Dataset records:
────────

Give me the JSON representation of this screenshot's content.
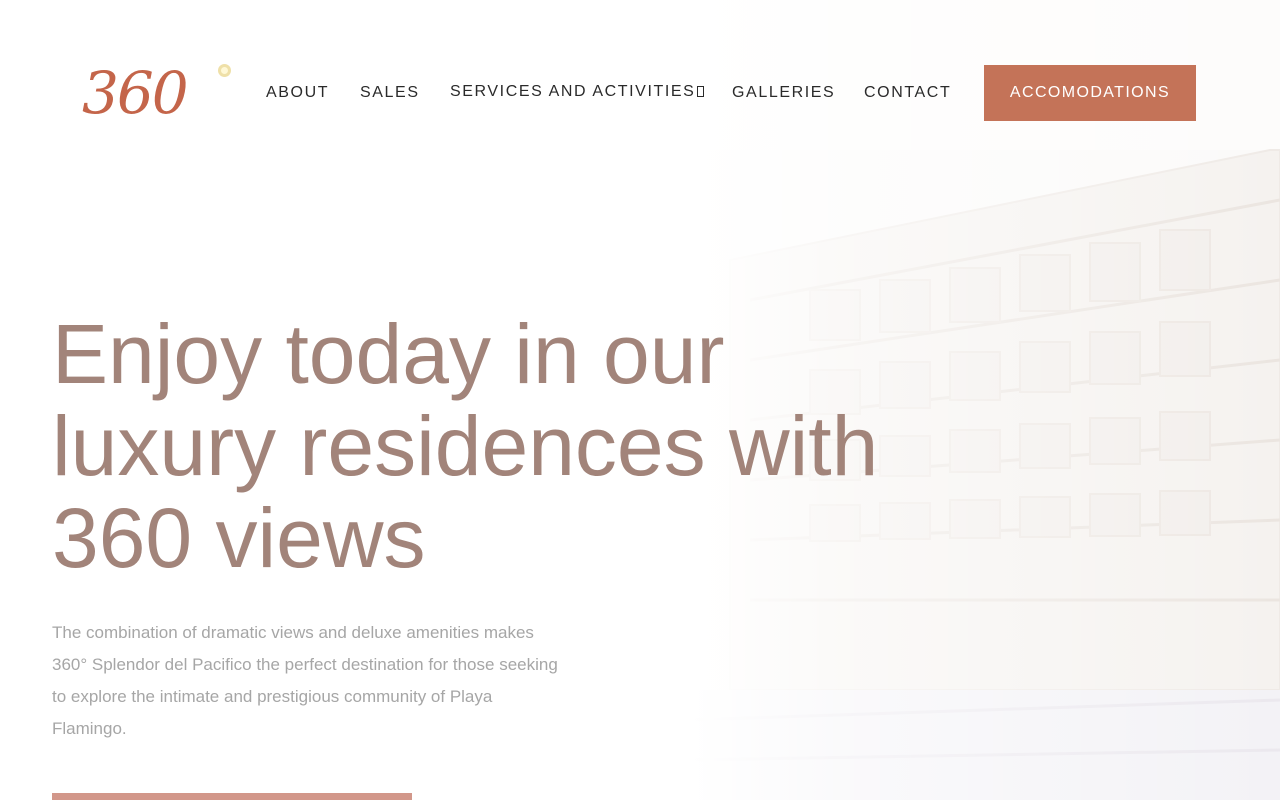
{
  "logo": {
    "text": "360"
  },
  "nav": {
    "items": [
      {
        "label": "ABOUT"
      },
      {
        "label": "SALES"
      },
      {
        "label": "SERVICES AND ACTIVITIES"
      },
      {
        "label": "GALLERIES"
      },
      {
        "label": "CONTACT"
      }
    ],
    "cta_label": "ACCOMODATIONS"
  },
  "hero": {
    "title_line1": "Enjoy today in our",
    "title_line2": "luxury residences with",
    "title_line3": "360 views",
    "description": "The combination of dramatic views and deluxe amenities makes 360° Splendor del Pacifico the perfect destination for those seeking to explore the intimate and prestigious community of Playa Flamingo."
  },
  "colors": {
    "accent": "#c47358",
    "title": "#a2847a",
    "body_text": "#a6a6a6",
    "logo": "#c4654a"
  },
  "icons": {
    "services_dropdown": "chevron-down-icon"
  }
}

────────

• WHAT IS BEING ASKED
Would you set down the listing exactly, omitting pictures?

• EXPECTED ANSWER
Give me the JSON representation of this screenshot's content.
{
  "logo": {
    "text": "360"
  },
  "nav": {
    "items": [
      {
        "label": "ABOUT"
      },
      {
        "label": "SALES"
      },
      {
        "label": "SERVICES AND ACTIVITIES"
      },
      {
        "label": "GALLERIES"
      },
      {
        "label": "CONTACT"
      }
    ],
    "cta_label": "ACCOMODATIONS"
  },
  "hero": {
    "title_line1": "Enjoy today in our",
    "title_line2": "luxury residences with",
    "title_line3": "360 views",
    "description": "The combination of dramatic views and deluxe amenities makes 360° Splendor del Pacifico the perfect destination for those seeking to explore the intimate and prestigious community of Playa Flamingo."
  },
  "colors": {
    "accent": "#c47358",
    "title": "#a2847a",
    "body_text": "#a6a6a6",
    "logo": "#c4654a"
  },
  "icons": {
    "services_dropdown": "chevron-down-icon"
  }
}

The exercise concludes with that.